:: AIM ::
Report the count of lines that carry the string "average", and add nothing.

:: DATASET EXCERPTS ::

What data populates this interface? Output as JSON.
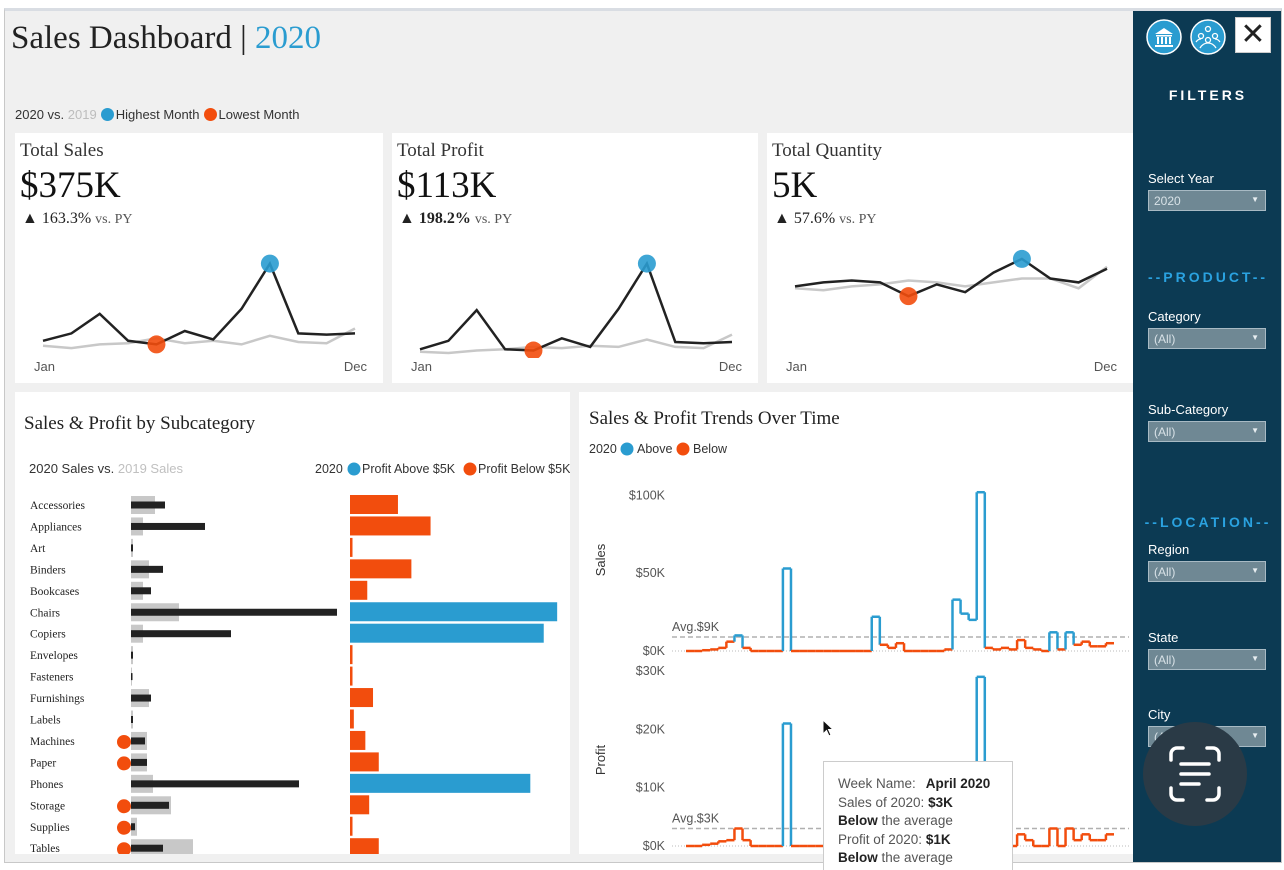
{
  "header": {
    "title": "Sales Dashboard | ",
    "year": "2020"
  },
  "legend": {
    "prefix": "2020 vs.",
    "prior": "2019",
    "highest": "Highest Month",
    "lowest": "Lowest Month"
  },
  "colors": {
    "accent": "#2a9cd0",
    "below": "#f24d0d",
    "current_line": "#222222",
    "prior_line": "#c8c8c8",
    "sidebar": "#0c3a53"
  },
  "kpis": [
    {
      "title": "Total Sales",
      "value": "$375K",
      "change": "▲ 163.3%",
      "change_bold": false,
      "vs": "vs. PY",
      "start": "Jan",
      "end": "Dec",
      "current": [
        1.0,
        1.6,
        3.2,
        1.0,
        0.7,
        1.8,
        1.1,
        3.6,
        7.3,
        1.6,
        1.5,
        1.6
      ],
      "prior": [
        0.6,
        0.4,
        0.7,
        0.8,
        1.2,
        0.8,
        1.0,
        0.7,
        1.4,
        0.9,
        0.8,
        2.0
      ],
      "max_index": 8,
      "min_index": 4,
      "ymax": 8
    },
    {
      "title": "Total Profit",
      "value": "$113K",
      "change": "▲ 198.2%",
      "change_bold": true,
      "vs": "vs. PY",
      "start": "Jan",
      "end": "Dec",
      "current": [
        0.3,
        1.0,
        3.5,
        0.3,
        0.2,
        1.2,
        0.5,
        3.6,
        7.3,
        0.9,
        0.8,
        0.9
      ],
      "prior": [
        0.1,
        0.0,
        0.2,
        0.3,
        0.5,
        0.4,
        0.6,
        0.5,
        1.1,
        0.5,
        0.4,
        1.5
      ],
      "max_index": 8,
      "min_index": 4,
      "ymax": 8
    },
    {
      "title": "Total Quantity",
      "value": "5K",
      "change": "▲ 57.6%",
      "change_bold": false,
      "vs": "vs. PY",
      "start": "Jan",
      "end": "Dec",
      "current": [
        3.4,
        3.6,
        3.7,
        3.6,
        2.9,
        3.5,
        3.1,
        4.1,
        4.8,
        3.8,
        3.6,
        4.3
      ],
      "prior": [
        3.3,
        3.2,
        3.4,
        3.5,
        3.7,
        3.6,
        3.4,
        3.6,
        3.8,
        3.8,
        3.3,
        4.4
      ],
      "max_index": 8,
      "min_index": 4,
      "ymax": 5
    }
  ],
  "chart_data": [
    {
      "type": "bar",
      "title": "Sales & Profit by Subcategory",
      "legend_left": {
        "current": "2020 Sales vs.",
        "prior": "2019 Sales"
      },
      "legend_right": {
        "year": "2020",
        "above": "Profit  Above $5K",
        "below": "Profit Below $5K"
      },
      "categories": [
        "Accessories",
        "Appliances",
        "Art",
        "Binders",
        "Bookcases",
        "Chairs",
        "Copiers",
        "Envelopes",
        "Fasteners",
        "Furnishings",
        "Labels",
        "Machines",
        "Paper",
        "Phones",
        "Storage",
        "Supplies",
        "Tables"
      ],
      "series": [
        {
          "name": "2020 Sales",
          "values": [
            17,
            37,
            1,
            16,
            10,
            103,
            50,
            1,
            0.5,
            10,
            1,
            7,
            8,
            84,
            19,
            2,
            16
          ]
        },
        {
          "name": "2019 Sales",
          "values": [
            12,
            6,
            1,
            9,
            6,
            24,
            6,
            1,
            0.5,
            9,
            1,
            8,
            8,
            11,
            20,
            3,
            31
          ]
        },
        {
          "name": "Profit",
          "values": [
            2.5,
            4.2,
            0.1,
            3.2,
            0.9,
            10.8,
            10.1,
            0.1,
            0.05,
            1.2,
            0.2,
            0.8,
            1.5,
            9.4,
            1.0,
            0.1,
            1.5
          ]
        }
      ],
      "lowest_flags": [
        false,
        false,
        false,
        false,
        false,
        false,
        false,
        false,
        false,
        false,
        false,
        true,
        true,
        false,
        true,
        true,
        true
      ],
      "threshold": 5,
      "sales_max": 105,
      "profit_max": 11
    },
    {
      "type": "line",
      "title": "Sales & Profit Trends Over Time",
      "legend": {
        "year": "2020",
        "above": "Above",
        "below": "Below"
      },
      "sales": {
        "ylabel": "Sales",
        "ylim": [
          0,
          106
        ],
        "ticks": [
          [
            "$100K",
            100
          ],
          [
            "$50K",
            50
          ],
          [
            "$0K",
            0
          ]
        ],
        "avg": 9,
        "avg_label": "Avg.$9K",
        "values": [
          0,
          0,
          0.5,
          1,
          2,
          6,
          10,
          2,
          0,
          0,
          0,
          0,
          53,
          0,
          0,
          0,
          0,
          0,
          0,
          0,
          0,
          0,
          0,
          22,
          4,
          2,
          5,
          0,
          0,
          0,
          0,
          0,
          1,
          33,
          24,
          20,
          102,
          2,
          1,
          2,
          1,
          7,
          2,
          1,
          0,
          12,
          1,
          12,
          4,
          6,
          3,
          3,
          5
        ]
      },
      "profit": {
        "ylabel": "Profit",
        "ylim": [
          0,
          30
        ],
        "ticks": [
          [
            "$30K",
            30
          ],
          [
            "$20K",
            20
          ],
          [
            "$10K",
            10
          ],
          [
            "$0K",
            0
          ]
        ],
        "avg": 3,
        "avg_label": "Avg.$3K",
        "values": [
          0,
          0,
          0.2,
          0.4,
          0.8,
          1,
          3,
          1,
          0,
          0,
          0,
          0,
          21,
          0,
          0,
          0,
          0,
          0,
          0,
          0,
          0,
          0,
          0,
          1,
          1,
          0,
          1,
          0,
          0,
          0,
          0,
          0,
          0,
          2,
          1,
          1,
          29,
          1,
          0,
          1,
          0,
          2,
          1,
          0,
          0,
          3,
          0,
          3,
          1,
          2,
          1,
          1,
          2
        ]
      }
    }
  ],
  "tooltip": {
    "week_label": "Week Name:",
    "week_value": "April 2020",
    "sales_label": "Sales of 2020:",
    "sales_value": "$3K",
    "sales_note_b": "Below",
    "sales_note": "the average",
    "profit_label": "Profit of 2020:",
    "profit_value": "$1K",
    "profit_note_b": "Below",
    "profit_note": "the average"
  },
  "sidebar": {
    "title": "FILTERS",
    "product_header": "--PRODUCT--",
    "location_header": "--LOCATION--",
    "filters": [
      {
        "label": "Select Year",
        "value": "2020"
      },
      {
        "label": "Category",
        "value": "(All)"
      },
      {
        "label": "Sub-Category",
        "value": "(All)"
      },
      {
        "label": "Region",
        "value": "(All)"
      },
      {
        "label": "State",
        "value": "(All)"
      },
      {
        "label": "City",
        "value": "(All)"
      }
    ],
    "icons": {
      "bank": "bank-icon",
      "people": "people-icon",
      "close": "close-icon",
      "scan": "scan-text-icon"
    }
  }
}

:: FINAL RESULT ::
2